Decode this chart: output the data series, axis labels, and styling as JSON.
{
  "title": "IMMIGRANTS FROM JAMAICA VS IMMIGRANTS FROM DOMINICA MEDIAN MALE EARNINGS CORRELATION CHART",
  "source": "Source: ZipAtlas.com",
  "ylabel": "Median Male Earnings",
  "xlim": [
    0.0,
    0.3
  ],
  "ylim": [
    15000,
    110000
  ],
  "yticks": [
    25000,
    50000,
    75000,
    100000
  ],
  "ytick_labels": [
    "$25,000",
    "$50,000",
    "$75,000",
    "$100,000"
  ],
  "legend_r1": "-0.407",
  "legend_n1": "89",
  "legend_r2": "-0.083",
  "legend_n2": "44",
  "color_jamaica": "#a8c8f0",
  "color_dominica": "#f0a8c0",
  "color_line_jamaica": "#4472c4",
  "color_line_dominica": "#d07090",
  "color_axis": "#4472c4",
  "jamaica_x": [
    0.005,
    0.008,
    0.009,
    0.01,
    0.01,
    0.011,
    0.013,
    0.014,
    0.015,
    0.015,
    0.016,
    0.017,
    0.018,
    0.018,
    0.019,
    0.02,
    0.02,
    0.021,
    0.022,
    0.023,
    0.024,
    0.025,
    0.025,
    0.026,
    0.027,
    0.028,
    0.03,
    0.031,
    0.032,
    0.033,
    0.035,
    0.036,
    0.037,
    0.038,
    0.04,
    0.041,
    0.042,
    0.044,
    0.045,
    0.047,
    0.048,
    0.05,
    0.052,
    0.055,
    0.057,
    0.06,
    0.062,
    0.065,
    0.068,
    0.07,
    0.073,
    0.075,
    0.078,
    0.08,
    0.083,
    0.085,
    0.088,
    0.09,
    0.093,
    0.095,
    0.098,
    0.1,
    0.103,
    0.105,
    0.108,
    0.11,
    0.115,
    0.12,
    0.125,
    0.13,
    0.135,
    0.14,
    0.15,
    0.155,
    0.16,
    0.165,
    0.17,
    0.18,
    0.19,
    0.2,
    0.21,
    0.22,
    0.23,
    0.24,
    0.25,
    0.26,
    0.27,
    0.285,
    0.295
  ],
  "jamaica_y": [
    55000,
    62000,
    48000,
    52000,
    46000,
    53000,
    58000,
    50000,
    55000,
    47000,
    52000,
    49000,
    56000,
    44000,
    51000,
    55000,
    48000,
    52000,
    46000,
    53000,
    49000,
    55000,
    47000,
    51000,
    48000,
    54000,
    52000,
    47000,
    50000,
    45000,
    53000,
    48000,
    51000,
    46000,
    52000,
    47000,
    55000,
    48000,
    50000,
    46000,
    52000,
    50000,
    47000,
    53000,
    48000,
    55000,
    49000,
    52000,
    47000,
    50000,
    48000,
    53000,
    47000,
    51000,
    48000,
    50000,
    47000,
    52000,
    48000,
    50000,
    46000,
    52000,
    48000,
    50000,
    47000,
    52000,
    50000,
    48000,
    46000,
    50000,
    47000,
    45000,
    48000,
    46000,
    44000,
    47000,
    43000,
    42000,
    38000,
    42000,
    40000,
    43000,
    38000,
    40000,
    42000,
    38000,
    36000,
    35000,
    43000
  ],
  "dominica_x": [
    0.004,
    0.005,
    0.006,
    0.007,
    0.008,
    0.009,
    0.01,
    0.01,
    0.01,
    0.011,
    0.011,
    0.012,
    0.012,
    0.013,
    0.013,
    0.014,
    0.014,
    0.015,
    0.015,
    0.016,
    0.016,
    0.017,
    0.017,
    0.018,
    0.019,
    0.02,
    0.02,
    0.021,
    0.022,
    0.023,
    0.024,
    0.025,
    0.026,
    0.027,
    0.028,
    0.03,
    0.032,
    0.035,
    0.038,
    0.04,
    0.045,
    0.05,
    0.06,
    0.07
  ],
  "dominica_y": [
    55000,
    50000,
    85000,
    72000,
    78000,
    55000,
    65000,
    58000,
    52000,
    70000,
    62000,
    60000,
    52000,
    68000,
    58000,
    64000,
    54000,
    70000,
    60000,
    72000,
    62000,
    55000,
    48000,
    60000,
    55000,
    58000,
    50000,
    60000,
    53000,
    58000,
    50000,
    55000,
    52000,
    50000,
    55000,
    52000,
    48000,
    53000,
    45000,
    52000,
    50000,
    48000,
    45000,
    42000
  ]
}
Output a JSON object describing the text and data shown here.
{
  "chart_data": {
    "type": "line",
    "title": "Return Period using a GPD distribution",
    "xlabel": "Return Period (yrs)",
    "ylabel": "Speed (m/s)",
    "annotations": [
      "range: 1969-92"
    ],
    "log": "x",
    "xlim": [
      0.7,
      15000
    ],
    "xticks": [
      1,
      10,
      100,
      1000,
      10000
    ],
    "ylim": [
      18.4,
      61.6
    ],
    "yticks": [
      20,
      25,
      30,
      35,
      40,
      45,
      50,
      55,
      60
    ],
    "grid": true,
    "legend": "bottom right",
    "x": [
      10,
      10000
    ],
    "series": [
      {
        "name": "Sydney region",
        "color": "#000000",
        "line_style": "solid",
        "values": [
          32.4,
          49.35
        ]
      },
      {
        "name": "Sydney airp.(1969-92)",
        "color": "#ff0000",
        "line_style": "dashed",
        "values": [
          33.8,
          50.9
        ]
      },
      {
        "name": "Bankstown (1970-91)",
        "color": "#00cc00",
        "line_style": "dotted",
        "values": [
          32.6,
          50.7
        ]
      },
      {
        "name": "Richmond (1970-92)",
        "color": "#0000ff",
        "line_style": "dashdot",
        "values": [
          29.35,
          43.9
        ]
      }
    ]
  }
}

--

> [Aim of the exercise]
Return every line from the records above that holds the word "JSON".

> [Correct answer]
Decode this chart: output the data series, axis labels, and styling as JSON.
Output a JSON object describing the text and data shown here.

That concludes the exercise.